§ Data extracted from a collection
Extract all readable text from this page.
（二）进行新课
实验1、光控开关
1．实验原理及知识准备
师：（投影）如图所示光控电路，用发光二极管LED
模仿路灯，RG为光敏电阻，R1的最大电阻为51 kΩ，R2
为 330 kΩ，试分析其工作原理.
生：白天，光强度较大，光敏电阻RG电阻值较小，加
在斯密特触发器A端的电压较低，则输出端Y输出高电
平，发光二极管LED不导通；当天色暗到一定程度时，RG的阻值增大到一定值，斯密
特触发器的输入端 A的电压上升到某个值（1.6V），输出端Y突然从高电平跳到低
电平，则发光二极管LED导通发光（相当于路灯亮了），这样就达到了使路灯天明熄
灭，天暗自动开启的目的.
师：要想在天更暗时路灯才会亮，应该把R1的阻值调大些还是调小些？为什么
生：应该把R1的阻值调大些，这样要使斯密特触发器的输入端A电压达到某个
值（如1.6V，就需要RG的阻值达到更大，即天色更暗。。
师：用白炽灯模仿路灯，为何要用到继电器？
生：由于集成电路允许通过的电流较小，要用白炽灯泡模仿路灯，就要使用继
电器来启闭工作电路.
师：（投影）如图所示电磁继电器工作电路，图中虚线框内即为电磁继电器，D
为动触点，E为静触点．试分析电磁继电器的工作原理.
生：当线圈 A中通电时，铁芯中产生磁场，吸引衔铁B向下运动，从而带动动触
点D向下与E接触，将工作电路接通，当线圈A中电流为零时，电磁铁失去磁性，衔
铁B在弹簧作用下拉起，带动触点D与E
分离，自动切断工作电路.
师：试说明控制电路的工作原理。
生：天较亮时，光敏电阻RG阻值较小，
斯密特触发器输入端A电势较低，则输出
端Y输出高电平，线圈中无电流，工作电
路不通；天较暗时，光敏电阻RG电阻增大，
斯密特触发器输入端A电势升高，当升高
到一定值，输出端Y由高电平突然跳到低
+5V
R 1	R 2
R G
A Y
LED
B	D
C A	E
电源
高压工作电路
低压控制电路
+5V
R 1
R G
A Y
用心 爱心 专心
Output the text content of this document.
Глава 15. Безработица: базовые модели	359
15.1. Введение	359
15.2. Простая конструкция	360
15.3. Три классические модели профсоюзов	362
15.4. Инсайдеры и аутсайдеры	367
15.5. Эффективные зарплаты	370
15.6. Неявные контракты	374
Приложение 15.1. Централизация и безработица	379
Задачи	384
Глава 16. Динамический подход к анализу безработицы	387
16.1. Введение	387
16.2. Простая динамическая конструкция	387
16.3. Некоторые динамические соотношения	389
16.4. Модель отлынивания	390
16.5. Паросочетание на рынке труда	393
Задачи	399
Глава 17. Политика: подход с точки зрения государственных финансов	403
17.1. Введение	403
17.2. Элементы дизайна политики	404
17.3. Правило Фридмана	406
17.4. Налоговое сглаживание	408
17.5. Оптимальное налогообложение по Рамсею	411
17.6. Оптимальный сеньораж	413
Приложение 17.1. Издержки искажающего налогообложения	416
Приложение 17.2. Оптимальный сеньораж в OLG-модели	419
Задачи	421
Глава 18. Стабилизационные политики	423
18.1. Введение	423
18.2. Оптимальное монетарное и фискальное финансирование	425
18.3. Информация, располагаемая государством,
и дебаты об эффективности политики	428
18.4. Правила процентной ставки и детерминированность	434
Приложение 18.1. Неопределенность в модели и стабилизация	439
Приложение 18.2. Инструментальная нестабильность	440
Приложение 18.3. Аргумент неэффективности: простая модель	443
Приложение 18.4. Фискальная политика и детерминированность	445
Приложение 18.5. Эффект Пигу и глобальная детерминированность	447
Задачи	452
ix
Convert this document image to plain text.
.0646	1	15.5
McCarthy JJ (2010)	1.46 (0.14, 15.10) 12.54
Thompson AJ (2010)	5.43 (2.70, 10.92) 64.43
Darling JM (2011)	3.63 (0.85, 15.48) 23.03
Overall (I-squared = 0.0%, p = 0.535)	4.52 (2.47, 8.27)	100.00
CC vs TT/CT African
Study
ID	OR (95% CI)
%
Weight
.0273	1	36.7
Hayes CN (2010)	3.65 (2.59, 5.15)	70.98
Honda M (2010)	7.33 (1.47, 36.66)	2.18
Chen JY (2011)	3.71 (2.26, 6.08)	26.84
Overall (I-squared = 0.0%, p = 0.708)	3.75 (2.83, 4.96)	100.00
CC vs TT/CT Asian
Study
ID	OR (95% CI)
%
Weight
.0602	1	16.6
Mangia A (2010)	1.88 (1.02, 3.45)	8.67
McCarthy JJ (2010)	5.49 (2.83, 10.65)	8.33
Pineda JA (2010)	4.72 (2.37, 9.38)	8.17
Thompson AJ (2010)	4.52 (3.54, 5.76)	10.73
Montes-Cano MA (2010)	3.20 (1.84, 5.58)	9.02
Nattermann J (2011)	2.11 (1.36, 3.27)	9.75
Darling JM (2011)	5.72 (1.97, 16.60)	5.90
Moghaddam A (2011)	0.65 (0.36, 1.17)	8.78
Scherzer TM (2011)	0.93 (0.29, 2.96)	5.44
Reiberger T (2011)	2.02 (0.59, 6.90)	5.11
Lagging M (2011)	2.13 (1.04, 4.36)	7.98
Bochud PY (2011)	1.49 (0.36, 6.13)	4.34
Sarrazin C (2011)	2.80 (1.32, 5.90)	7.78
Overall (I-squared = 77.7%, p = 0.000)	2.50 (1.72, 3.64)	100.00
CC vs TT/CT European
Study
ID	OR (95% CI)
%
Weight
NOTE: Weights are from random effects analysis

§ GOAL
Pick out every line above that holds the word "Задачи" and copy it.

§ TASK OUTPUT
Задачи	384
Задачи	399
Задачи	421
Задачи	452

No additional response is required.